PROBLEM SET.
**A.** Answer these from the Johnny Beauchamp text below, one line each:
(i) In what city did Beauchamp die?
(ii) Which mechanic did he team up with in 1949?
(iii) How many IMCA races did he win in 1956?
**B.** Decide whether each statement agrees with the Johnny Beauchamp text below. Give yes or no, and quote the words of the text that settle it.
(i) Beauchamp's best NASCAR Cup Series finish was 11th, in 1960.
(ii) Beauchamp won the 1959 Daytona 500.
(iii) In 1951 Beauchamp won five straight features at the Playland track.

PASSAGE FOR REVIEW.
————
- Born: March 23, 1923 Harlan, Iowa, U.S.
- Died: April 17, 1981 (aged 58) Reno, Nevada, U.S.
- Cause of death: Heart attack

NASCAR Cup Series career
- 23 races run over 5 years
- Best finish: 11th (1960)
- First race: 1953 Rapid Valley Speedway (Rapid City, South Dakota)
- Last race: 1961 Daytona 500
- First win: 1959 Lakewood Speedway (Atlanta)
- Last win: 1960 Nashville Speedway USA
| Wins | Top tens | Poles |
| 2 | 10 | 0 |

= Johnny Beauchamp =

Racecar driver (1923–1981)

Johnny Beauchamp (March 23, 1923 - April 17, 1981) was an American NASCAR driver from Harlan, Iowa. He is best known for finishing second in the 1959 Daytona 500 in a photo finish after being declared the unofficial winner. In 23 starts, he had ten top-ten finishes, seven top-five finishes, and two victories.

==Racing career==
Beauchamp began racing old model stock cars at local county fair tracks after World War II. In 1949, Beauchamp teamed up with mechanic Dale Swanson to earn several wins, racing hotrods in Iowa, Nebraska, and elsewhere. He raced unmodified old model stock cars at the Playland Park track in Council Bluffs, Iowa, finishing second in season points behind Tiny Lund. In 1951, Beauchamp won five straight features at the Playland track and was season champion. In 1954, he once again was season champion at the Playland track. He began occasionally racing late models in 1953, and, midway through the 1955 season, Beauchamp began racing in the IMCA Stock Car. At the time, the IMCA was one of the major racing associations in the midwest and a counterpart to the southeastern NASCAR racing organization. In 1956, driving a Dale Swanson-owned Chevrolet, Beauchamp won an unprecedented 38 IMCA races, while Chevrolets won approximately five races in the NASCAR racing association. He repeated as IMCA champion in 1957, winning the award for top stock car driver of the season. Also in 1957, mechanic Dale Swanson was hired by Chevrolet to help build race cars at its semi-secret shop, SEDCO, in Atlanta, for the 1957 February Daytona Beach race. Beauchamp finished second in the beach race, and was the only car on the same lap as the winner Cotton Owens.
————
PROVIDED INFORMATION.

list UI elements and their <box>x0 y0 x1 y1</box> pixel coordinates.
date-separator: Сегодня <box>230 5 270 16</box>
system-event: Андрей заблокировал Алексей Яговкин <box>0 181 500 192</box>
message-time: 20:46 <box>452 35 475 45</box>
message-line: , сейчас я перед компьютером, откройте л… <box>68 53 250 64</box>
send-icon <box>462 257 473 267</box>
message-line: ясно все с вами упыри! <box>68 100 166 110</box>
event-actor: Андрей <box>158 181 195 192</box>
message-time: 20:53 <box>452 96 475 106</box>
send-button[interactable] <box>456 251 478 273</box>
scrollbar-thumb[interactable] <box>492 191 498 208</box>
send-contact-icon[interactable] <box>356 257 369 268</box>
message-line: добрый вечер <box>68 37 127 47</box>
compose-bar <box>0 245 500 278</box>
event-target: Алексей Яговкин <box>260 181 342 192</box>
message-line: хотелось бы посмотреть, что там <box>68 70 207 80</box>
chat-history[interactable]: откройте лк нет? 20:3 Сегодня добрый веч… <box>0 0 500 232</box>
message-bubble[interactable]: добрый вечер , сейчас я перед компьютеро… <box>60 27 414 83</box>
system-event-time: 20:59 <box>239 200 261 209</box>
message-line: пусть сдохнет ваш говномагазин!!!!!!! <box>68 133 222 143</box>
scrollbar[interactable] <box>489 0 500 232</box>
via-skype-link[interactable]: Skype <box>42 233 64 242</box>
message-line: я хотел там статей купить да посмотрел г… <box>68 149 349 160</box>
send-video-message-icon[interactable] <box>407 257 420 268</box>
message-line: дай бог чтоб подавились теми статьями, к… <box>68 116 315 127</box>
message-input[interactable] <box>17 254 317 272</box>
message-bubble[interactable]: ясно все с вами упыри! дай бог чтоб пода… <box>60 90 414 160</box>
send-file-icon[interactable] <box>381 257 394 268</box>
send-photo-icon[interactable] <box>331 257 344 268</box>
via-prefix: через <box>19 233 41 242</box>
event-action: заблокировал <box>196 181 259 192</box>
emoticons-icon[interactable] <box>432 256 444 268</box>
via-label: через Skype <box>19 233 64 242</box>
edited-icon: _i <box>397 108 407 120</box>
————
RESULTS BY TASK.
**A.**
(i) Reno, Nevada
(ii) Dale Swanson
(iii) 38

**B.**
(i) Yes: "Best finish: 11th (1960)"
(ii) No: "finishing second in the 1959 Daytona 500 in a photo finish"
(iii) Yes: "In 1951, Beauchamp won five straight features at the Playland track"